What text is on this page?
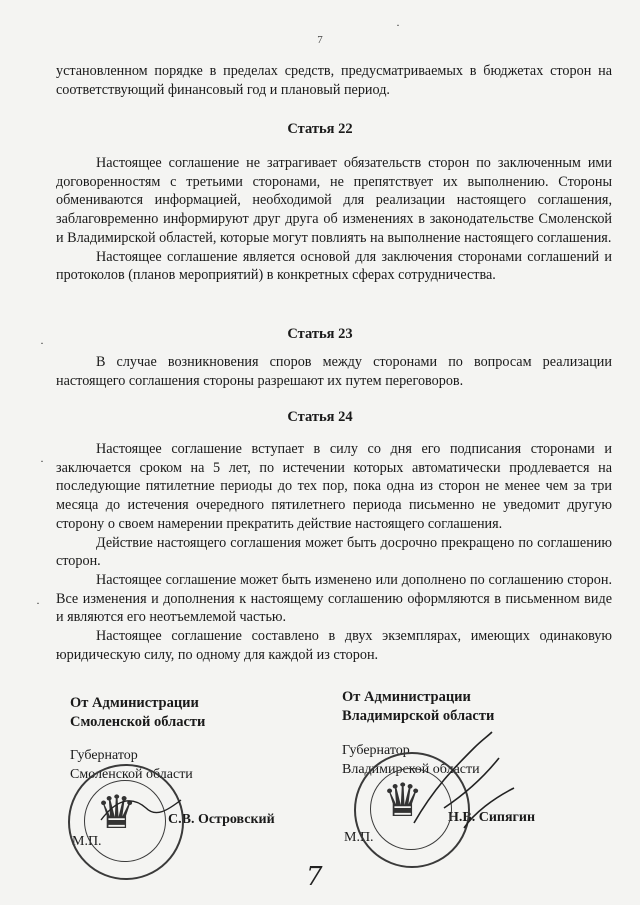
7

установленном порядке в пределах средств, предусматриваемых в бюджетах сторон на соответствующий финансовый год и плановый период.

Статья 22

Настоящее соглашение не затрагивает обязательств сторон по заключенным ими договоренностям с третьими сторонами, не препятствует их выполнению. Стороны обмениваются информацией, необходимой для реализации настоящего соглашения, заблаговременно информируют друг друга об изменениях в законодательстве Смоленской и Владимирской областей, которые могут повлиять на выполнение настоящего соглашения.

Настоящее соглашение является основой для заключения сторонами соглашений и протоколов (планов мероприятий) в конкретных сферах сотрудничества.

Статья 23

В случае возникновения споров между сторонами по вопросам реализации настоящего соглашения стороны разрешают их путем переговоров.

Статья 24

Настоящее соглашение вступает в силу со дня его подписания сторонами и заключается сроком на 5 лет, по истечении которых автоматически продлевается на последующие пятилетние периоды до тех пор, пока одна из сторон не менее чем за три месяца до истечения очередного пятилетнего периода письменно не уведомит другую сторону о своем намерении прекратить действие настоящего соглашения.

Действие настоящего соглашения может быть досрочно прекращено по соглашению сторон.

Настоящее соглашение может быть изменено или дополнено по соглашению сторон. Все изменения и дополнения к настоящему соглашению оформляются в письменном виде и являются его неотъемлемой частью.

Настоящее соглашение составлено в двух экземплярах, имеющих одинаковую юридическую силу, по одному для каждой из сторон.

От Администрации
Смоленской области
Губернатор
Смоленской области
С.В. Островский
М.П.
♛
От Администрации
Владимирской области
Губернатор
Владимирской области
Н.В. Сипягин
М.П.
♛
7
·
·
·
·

★ ★ ★ ★ ★ ★ ★

◆ What the task asks
Copy out the records above in full, exactly as written, but not the pictures.

◆ In response
What text is on this page?
7

установленном порядке в пределах средств, предусматриваемых в бюджетах сторон на соответствующий финансовый год и плановый период.

Статья 22

Настоящее соглашение не затрагивает обязательств сторон по заключенным ими договоренностям с третьими сторонами, не препятствует их выполнению. Стороны обмениваются информацией, необходимой для реализации настоящего соглашения, заблаговременно информируют друг друга об изменениях в законодательстве Смоленской и Владимирской областей, которые могут повлиять на выполнение настоящего соглашения.

Настоящее соглашение является основой для заключения сторонами соглашений и протоколов (планов мероприятий) в конкретных сферах сотрудничества.

Статья 23

В случае возникновения споров между сторонами по вопросам реализации настоящего соглашения стороны разрешают их путем переговоров.

Статья 24

Настоящее соглашение вступает в силу со дня его подписания сторонами и заключается сроком на 5 лет, по истечении которых автоматически продлевается на последующие пятилетние периоды до тех пор, пока одна из сторон не менее чем за три месяца до истечения очередного пятилетнего периода письменно не уведомит другую сторону о своем намерении прекратить действие настоящего соглашения.

Действие настоящего соглашения может быть досрочно прекращено по соглашению сторон.

Настоящее соглашение может быть изменено или дополнено по соглашению сторон. Все изменения и дополнения к настоящему соглашению оформляются в письменном виде и являются его неотъемлемой частью.

Настоящее соглашение составлено в двух экземплярах, имеющих одинаковую юридическую силу, по одному для каждой из сторон.

От Администрации
Смоленской области
Губернатор
Смоленской области
С.В. Островский
М.П.
♛
От Администрации
Владимирской области
Губернатор
Владимирской области
Н.В. Сипягин
М.П.
♛
7
·
·
·
·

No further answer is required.